*Task material*.

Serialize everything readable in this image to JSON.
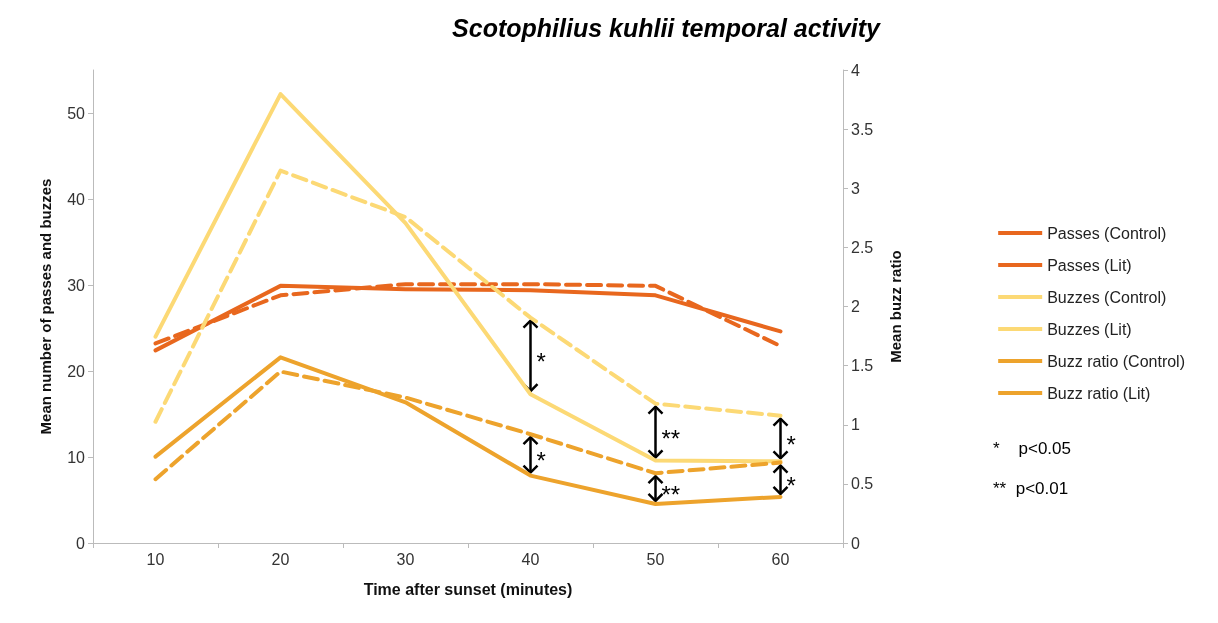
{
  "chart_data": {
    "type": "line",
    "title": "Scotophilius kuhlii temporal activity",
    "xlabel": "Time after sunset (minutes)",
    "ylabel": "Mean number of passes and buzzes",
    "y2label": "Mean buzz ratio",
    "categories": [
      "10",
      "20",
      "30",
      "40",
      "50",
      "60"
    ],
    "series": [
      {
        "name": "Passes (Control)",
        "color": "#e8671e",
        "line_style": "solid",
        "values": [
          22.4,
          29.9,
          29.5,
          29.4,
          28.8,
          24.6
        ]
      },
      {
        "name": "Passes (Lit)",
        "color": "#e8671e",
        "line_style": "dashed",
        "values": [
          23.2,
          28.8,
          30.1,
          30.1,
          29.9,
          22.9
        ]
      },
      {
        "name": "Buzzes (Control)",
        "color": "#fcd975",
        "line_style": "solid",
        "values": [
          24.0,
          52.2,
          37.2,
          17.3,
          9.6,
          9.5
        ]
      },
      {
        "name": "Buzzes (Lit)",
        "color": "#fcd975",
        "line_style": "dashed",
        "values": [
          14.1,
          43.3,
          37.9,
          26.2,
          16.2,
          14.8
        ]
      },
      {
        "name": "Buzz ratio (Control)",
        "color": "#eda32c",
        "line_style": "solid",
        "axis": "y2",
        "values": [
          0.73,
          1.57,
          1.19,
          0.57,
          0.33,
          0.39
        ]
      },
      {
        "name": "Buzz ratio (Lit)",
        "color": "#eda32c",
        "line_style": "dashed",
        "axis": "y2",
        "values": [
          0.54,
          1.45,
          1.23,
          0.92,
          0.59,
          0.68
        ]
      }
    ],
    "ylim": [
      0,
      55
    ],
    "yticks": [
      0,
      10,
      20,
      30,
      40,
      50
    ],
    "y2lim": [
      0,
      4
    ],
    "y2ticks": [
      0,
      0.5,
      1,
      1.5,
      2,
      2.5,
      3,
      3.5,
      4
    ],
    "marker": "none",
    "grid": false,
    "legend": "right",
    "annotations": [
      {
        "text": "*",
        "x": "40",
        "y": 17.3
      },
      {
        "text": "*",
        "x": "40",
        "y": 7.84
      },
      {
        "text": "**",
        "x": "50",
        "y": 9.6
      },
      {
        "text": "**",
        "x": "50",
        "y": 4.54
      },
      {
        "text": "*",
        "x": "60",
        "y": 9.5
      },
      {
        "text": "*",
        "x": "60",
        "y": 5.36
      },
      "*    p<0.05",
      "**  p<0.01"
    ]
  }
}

...

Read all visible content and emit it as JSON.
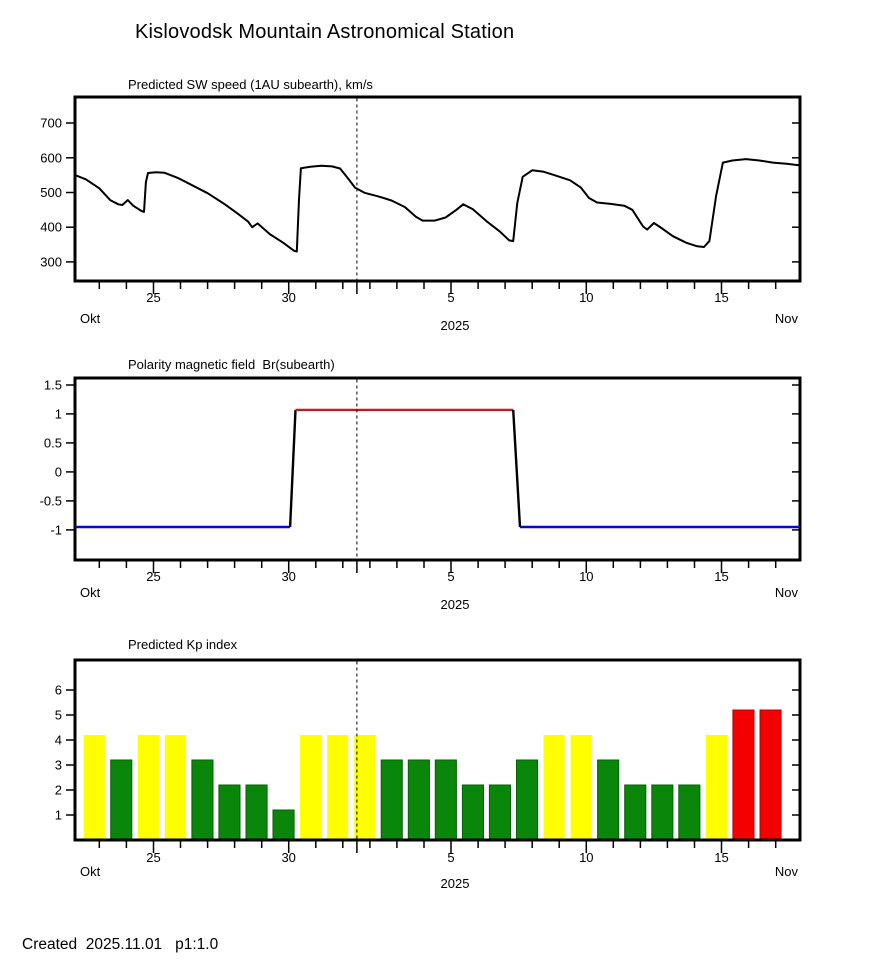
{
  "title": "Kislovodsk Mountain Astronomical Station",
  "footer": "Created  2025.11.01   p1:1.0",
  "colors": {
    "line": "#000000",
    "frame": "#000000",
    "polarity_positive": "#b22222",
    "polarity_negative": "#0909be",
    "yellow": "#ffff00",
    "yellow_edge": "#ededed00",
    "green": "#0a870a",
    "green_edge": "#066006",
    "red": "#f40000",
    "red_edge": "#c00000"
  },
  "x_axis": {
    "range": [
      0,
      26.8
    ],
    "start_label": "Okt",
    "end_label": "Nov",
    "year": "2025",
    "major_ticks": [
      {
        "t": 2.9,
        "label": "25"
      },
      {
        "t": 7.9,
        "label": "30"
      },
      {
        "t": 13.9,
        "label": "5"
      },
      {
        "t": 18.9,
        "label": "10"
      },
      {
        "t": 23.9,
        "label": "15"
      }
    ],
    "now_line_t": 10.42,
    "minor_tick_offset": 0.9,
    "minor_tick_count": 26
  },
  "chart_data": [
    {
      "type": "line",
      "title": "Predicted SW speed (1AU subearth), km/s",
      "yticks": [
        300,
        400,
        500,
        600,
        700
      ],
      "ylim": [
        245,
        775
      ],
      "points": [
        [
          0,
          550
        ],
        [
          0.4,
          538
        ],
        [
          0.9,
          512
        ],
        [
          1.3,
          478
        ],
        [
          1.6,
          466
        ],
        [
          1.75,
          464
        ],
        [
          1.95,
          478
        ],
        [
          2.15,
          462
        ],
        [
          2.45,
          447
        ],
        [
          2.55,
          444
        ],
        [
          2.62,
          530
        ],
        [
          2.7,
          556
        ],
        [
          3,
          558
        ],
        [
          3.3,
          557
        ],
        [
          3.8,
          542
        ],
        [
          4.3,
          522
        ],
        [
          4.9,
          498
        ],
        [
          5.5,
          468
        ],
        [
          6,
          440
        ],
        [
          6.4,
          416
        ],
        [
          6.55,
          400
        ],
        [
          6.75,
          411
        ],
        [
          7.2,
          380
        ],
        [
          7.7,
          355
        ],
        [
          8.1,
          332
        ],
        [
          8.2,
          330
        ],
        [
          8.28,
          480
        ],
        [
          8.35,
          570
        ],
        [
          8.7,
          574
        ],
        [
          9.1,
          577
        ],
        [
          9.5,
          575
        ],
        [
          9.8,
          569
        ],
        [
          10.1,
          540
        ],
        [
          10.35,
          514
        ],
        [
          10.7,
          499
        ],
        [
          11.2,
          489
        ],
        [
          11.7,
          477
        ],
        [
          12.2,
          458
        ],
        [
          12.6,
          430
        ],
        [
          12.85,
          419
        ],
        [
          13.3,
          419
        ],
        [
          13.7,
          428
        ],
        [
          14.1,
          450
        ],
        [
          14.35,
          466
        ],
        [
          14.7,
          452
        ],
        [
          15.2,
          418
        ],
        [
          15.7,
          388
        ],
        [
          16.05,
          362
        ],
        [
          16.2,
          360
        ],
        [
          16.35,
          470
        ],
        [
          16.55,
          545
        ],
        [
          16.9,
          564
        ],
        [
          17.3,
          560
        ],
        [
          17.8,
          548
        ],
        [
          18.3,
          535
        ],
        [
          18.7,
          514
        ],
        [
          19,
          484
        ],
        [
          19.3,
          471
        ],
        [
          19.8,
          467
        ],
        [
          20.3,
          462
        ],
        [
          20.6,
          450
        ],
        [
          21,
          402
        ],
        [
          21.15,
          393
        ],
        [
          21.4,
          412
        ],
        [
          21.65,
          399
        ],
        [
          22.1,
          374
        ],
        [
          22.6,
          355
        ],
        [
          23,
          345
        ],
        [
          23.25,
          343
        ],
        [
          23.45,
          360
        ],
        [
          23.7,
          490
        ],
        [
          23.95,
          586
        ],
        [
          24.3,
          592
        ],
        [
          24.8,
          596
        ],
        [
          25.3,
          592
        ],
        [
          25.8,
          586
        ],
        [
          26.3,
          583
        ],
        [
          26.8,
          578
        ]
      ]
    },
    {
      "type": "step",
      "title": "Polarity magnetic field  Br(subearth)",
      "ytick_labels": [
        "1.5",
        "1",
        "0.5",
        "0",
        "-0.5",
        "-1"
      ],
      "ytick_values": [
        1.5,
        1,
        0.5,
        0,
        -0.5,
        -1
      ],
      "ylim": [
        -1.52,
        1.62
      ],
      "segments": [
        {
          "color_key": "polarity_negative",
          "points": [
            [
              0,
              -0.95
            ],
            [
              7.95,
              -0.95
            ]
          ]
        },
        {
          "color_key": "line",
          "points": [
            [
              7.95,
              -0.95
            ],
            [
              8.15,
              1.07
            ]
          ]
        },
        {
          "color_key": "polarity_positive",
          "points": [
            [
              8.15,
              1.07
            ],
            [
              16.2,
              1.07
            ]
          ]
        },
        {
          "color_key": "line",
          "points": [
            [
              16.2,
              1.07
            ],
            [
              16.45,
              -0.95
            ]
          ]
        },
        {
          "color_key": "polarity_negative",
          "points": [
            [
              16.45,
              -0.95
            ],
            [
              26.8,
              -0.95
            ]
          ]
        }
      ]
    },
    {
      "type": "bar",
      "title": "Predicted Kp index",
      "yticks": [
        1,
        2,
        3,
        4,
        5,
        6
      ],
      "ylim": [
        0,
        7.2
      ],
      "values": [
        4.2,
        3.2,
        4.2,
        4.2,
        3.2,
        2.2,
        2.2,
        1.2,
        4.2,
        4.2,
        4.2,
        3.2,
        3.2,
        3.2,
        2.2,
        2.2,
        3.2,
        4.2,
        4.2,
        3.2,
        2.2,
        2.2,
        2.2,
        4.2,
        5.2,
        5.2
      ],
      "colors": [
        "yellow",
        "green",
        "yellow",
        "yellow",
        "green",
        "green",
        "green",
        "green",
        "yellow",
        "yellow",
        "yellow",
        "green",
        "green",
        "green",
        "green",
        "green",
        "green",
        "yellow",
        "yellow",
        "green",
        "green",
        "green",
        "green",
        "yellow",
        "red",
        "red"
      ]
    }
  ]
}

==

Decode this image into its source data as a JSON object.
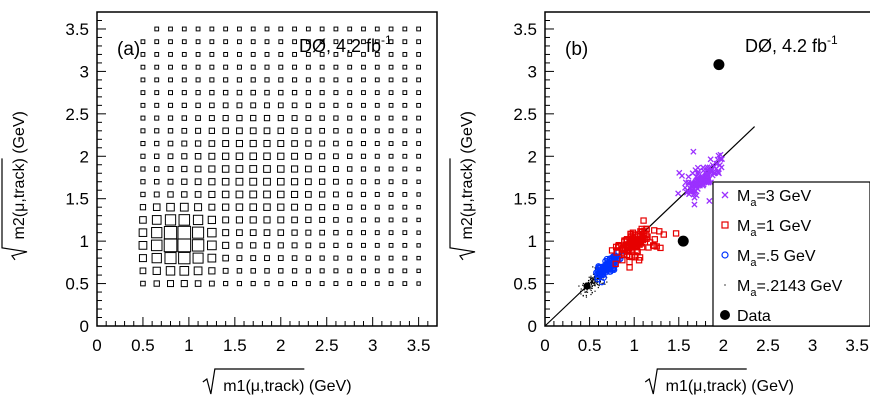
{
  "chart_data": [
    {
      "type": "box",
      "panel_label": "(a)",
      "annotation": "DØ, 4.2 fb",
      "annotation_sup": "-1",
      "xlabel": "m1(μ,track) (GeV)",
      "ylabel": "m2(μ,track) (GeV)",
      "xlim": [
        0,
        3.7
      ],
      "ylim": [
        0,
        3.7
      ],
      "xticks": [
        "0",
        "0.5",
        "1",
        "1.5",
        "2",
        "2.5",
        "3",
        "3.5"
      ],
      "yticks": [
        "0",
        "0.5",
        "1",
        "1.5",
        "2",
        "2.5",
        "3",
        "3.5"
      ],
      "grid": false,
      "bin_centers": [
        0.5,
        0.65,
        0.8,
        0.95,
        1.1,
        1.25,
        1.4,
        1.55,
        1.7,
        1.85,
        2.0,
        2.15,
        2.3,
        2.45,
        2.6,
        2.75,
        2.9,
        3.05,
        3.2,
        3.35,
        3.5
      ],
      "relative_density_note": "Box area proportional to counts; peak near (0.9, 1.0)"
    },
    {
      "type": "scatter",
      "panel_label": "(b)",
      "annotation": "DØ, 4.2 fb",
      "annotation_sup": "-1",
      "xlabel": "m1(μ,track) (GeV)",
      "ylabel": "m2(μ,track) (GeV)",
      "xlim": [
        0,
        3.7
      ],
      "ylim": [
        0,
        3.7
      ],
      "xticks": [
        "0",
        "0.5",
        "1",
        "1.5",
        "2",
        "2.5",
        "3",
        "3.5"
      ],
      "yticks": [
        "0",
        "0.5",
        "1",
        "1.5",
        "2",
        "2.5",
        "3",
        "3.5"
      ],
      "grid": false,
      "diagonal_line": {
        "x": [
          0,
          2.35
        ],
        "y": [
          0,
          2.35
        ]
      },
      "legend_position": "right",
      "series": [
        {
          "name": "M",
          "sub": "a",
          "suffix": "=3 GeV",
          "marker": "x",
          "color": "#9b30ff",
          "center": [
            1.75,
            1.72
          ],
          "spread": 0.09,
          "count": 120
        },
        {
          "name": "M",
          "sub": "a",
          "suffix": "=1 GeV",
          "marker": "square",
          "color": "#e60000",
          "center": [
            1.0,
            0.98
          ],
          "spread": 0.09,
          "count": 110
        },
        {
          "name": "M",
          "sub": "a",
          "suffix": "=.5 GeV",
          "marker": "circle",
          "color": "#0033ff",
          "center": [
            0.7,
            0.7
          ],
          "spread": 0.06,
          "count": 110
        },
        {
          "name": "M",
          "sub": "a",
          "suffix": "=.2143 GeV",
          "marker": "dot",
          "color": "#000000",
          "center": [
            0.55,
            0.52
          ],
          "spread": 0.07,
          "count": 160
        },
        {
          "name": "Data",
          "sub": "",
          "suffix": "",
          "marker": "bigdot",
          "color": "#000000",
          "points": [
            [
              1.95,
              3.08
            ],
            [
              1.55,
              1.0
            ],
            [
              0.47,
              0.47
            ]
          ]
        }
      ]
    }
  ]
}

*Instructions to follow*. List every line in the records above that contains the word "suffix".

*Solved problem*.
          "suffix": "=3 GeV",
          "suffix": "=1 GeV",
          "suffix": "=.5 GeV",
          "suffix": "=.2143 GeV",
          "suffix": "",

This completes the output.